Dataset items:
---------------

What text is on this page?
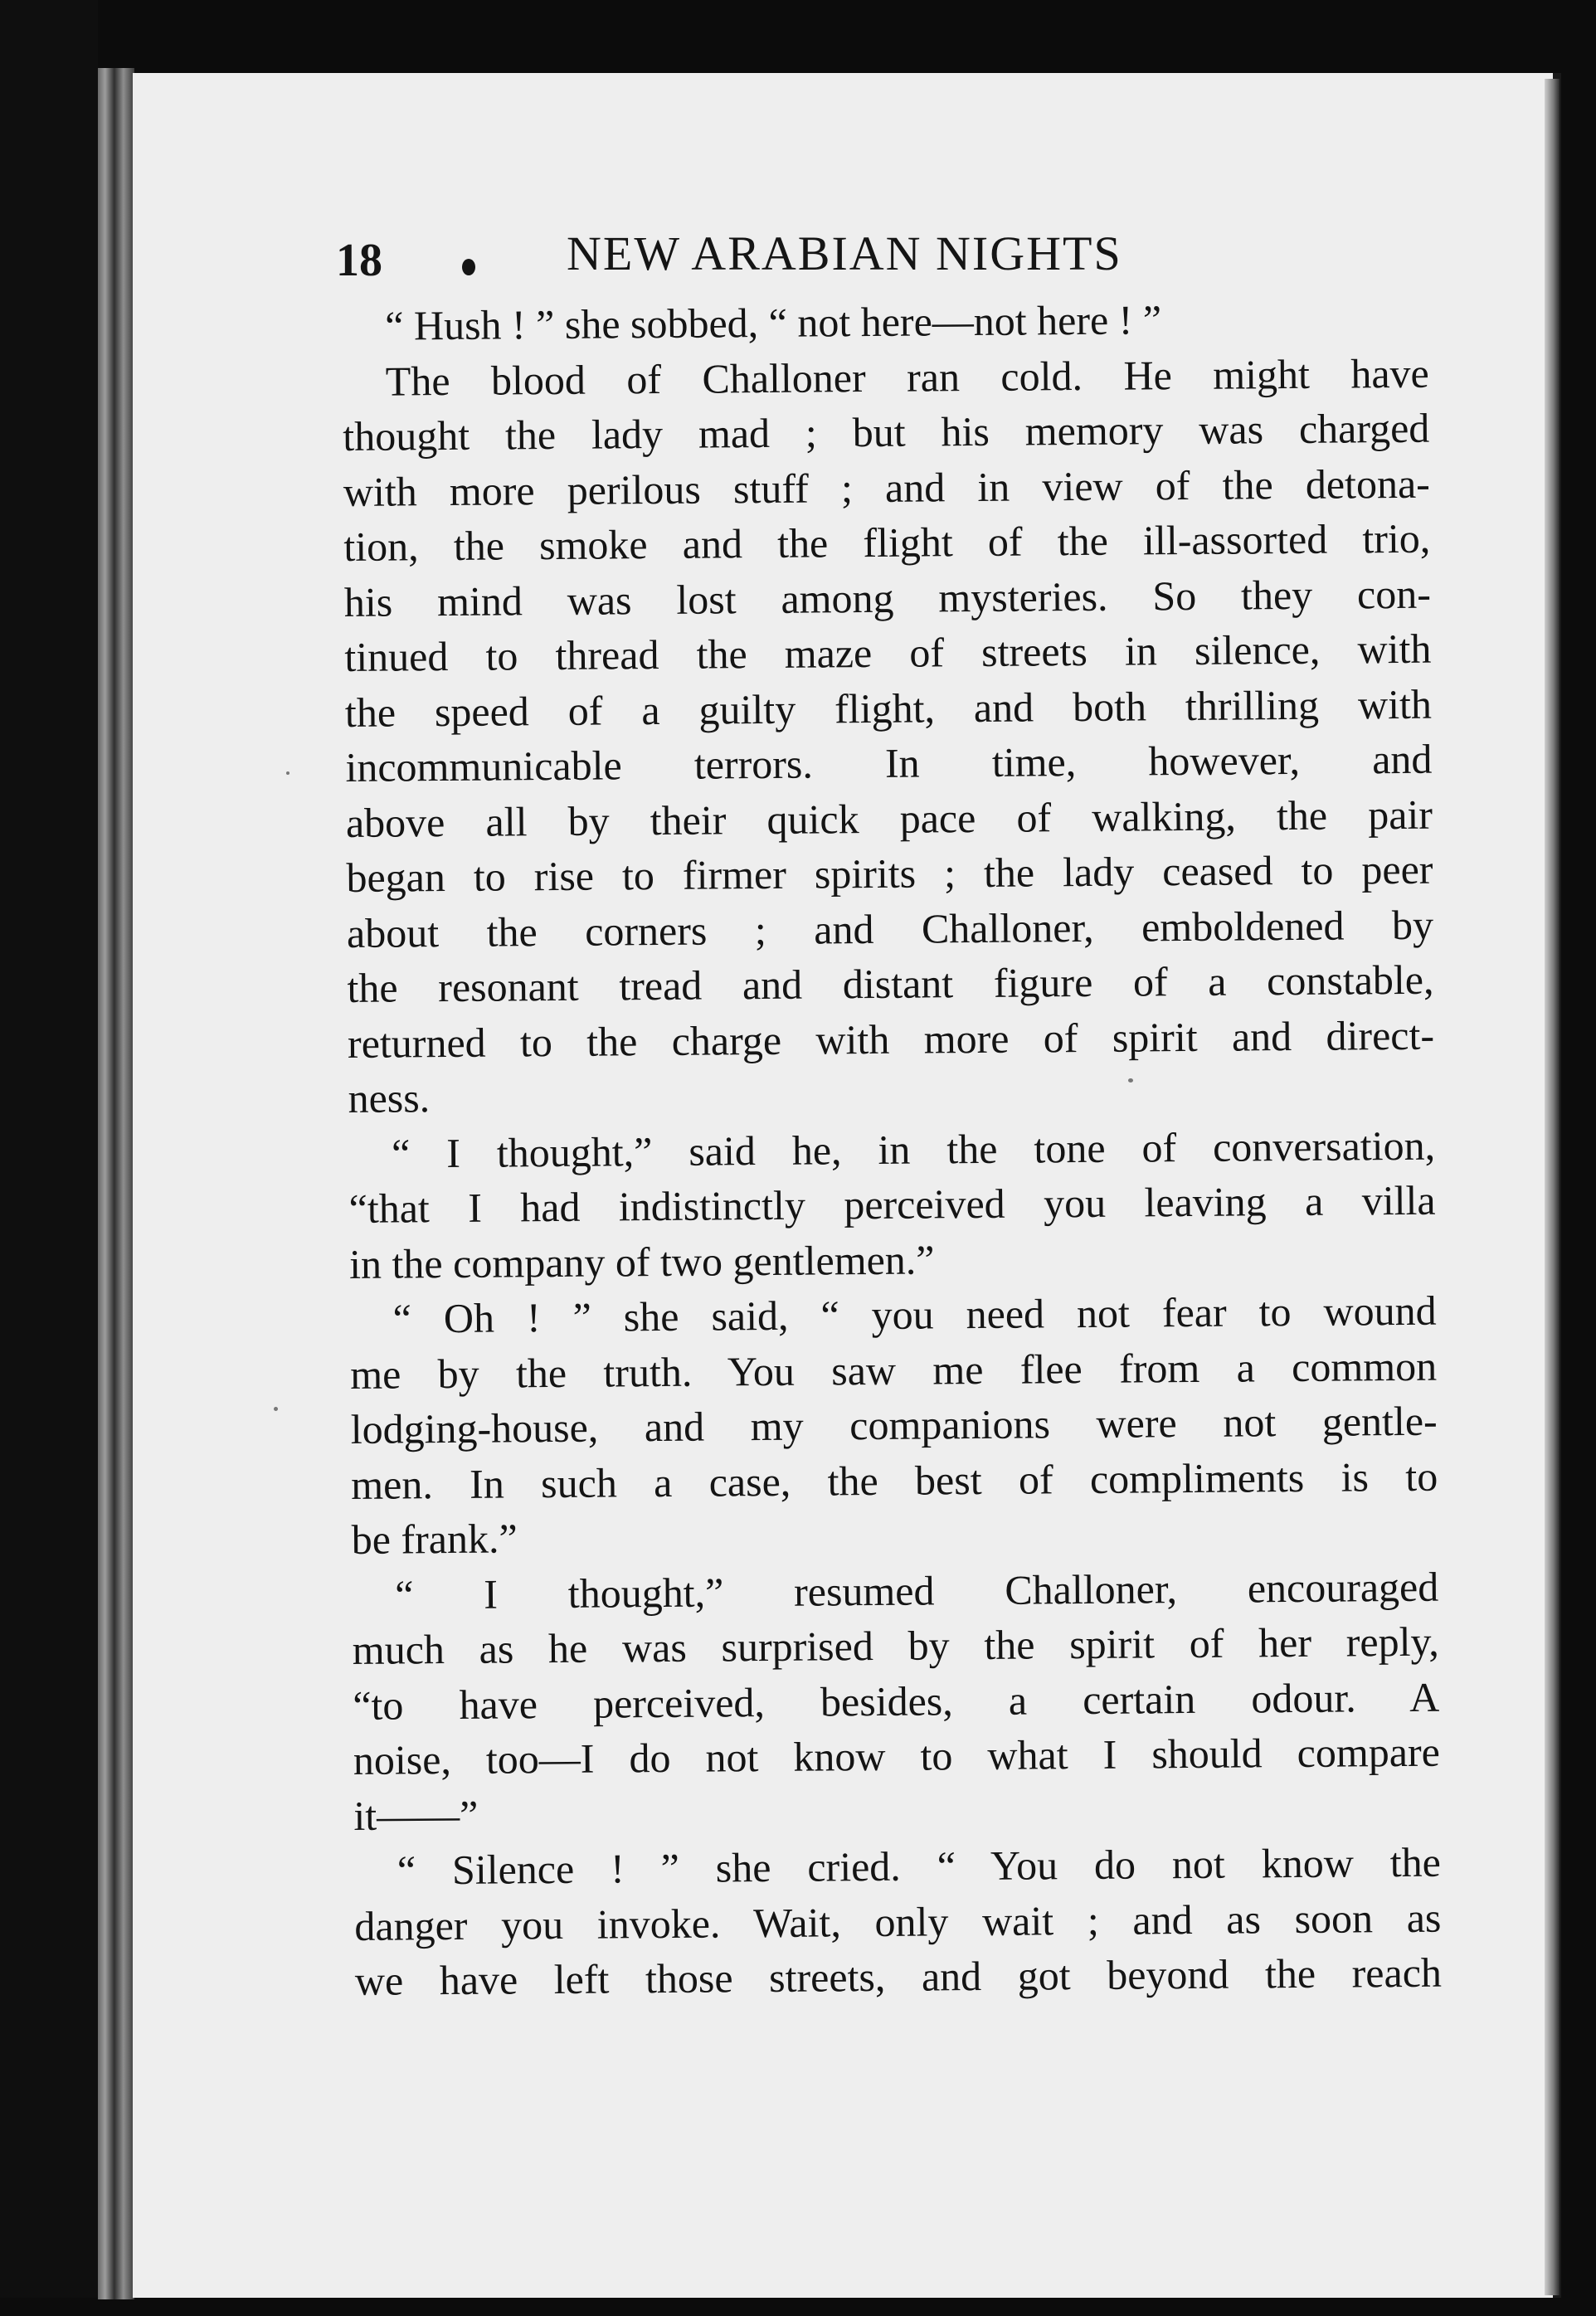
18	NEW ARABIAN NIGHTS

“ Hush ! ” she sobbed, “ not here—not here ! ”

The blood of Challoner ran cold. He might have
thought the lady mad ; but his memory was charged
with more perilous stuff ; and in view of the detona-
tion, the smoke and the flight of the ill-assorted trio,
his mind was lost among mysteries. So they con-
tinued to thread the maze of streets in silence, with
the speed of a guilty flight, and both thrilling with
incommunicable terrors. In time, however, and
above all by their quick pace of walking, the pair
began to rise to firmer spirits ; the lady ceased to peer
about the corners ; and Challoner, emboldened by
the resonant tread and distant figure of a constable,
returned to the charge with more of spirit and direct-
ness.

“ I thought,” said he, in the tone of conversation,
“that I had indistinctly perceived you leaving a villa
in the company of two gentlemen.”

“ Oh ! ” she said, “ you need not fear to wound
me by the truth. You saw me flee from a common
lodging-house, and my companions were not gentle-
men. In such a case, the best of compliments is to
be frank.”

“ I thought,” resumed Challoner, encouraged
much as he was surprised by the spirit of her reply,
“to have perceived, besides, a certain odour. A
noise, too—I do not know to what I should compare
it——”

“ Silence ! ” she cried. “ You do not know the
danger you invoke. Wait, only wait ; and as soon as
we have left those streets, and got beyond the reach
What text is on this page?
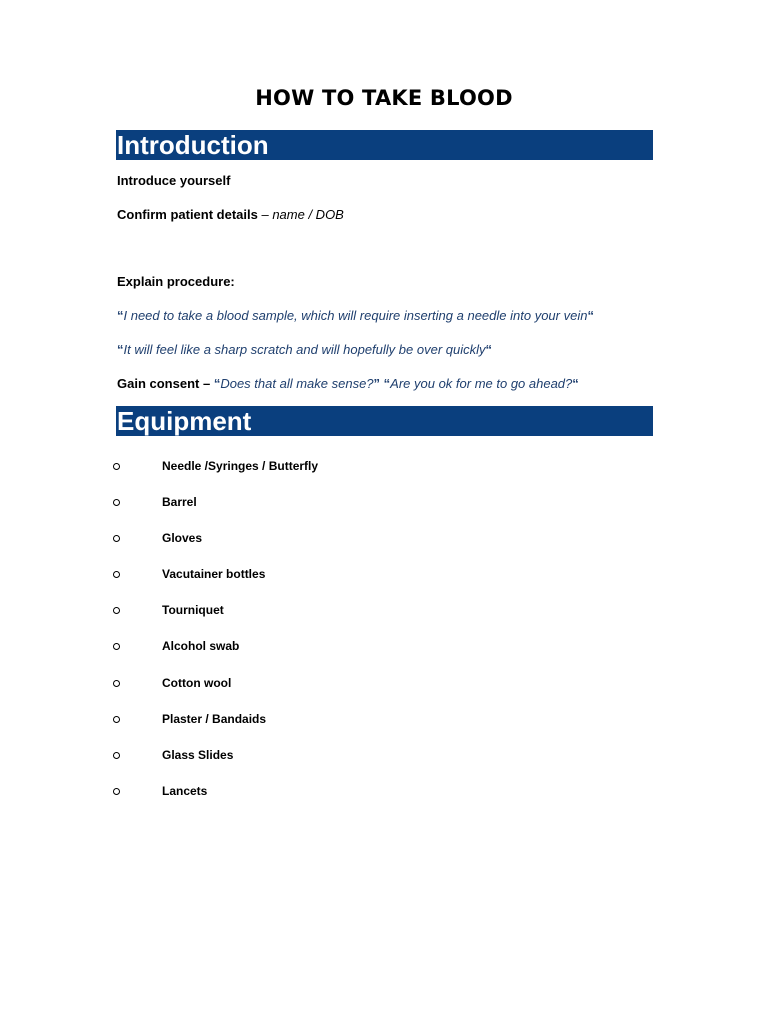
HOW TO TAKE BLOOD
Introduction
Introduce yourself
Confirm patient details – name / DOB
Explain procedure:
“I need to take a blood sample, which will require inserting a needle into your vein“
“It will feel like a sharp scratch and will hopefully be over quickly“
Gain consent – “Does that all make sense?” “Are you ok for me to go ahead?“
Equipment
Needle /Syringes / Butterfly
Barrel
Gloves
Vacutainer bottles
Tourniquet
Alcohol swab
Cotton wool
Plaster / Bandaids
Glass Slides
Lancets
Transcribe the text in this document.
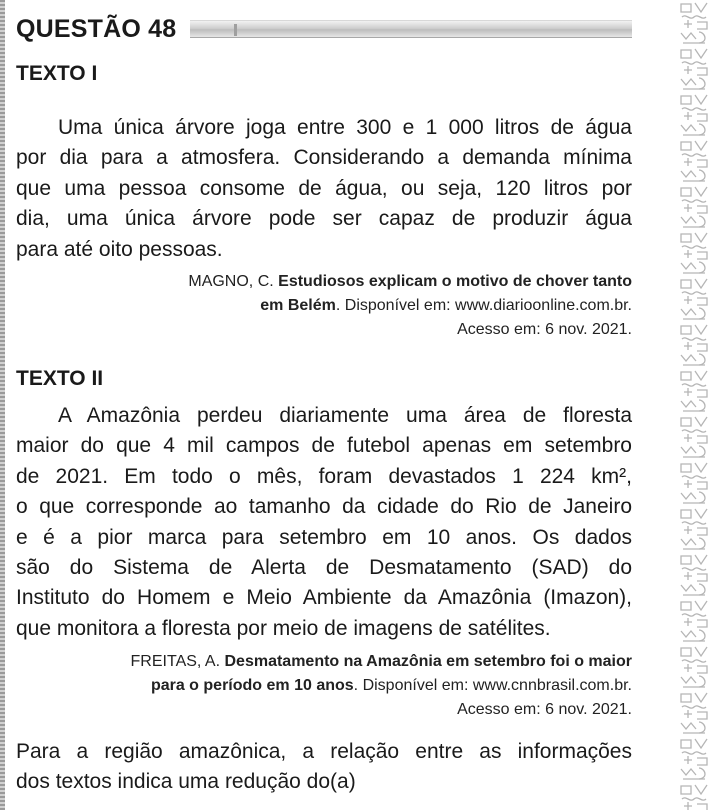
QUESTÃO 48
TEXTO I
Uma única árvore joga entre 300 e 1 000 litros de água
por dia para a atmosfera. Considerando a demanda mínima
que uma pessoa consome de água, ou seja, 120 litros por
dia, uma única árvore pode ser capaz de produzir água
para até oito pessoas.
MAGNO, C. Estudiosos explicam o motivo de chover tanto
em Belém. Disponível em: www.diarioonline.com.br.
Acesso em: 6 nov. 2021.
TEXTO II
A Amazônia perdeu diariamente uma área de floresta
maior do que 4 mil campos de futebol apenas em setembro
de 2021. Em todo o mês, foram devastados 1 224 km²,
o que corresponde ao tamanho da cidade do Rio de Janeiro
e é a pior marca para setembro em 10 anos. Os dados
são do Sistema de Alerta de Desmatamento (SAD) do
Instituto do Homem e Meio Ambiente da Amazônia (Imazon),
que monitora a floresta por meio de imagens de satélites.
FREITAS, A. Desmatamento na Amazônia em setembro foi o maior
para o período em 10 anos. Disponível em: www.cnnbrasil.com.br.
Acesso em: 6 nov. 2021.
Para a região amazônica, a relação entre as informações
dos textos indica uma redução do(a)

---------------

Problem to solve:
For the listing above, give the number of lines in which the string "flight" occurs, and nothing else.

Answer:
2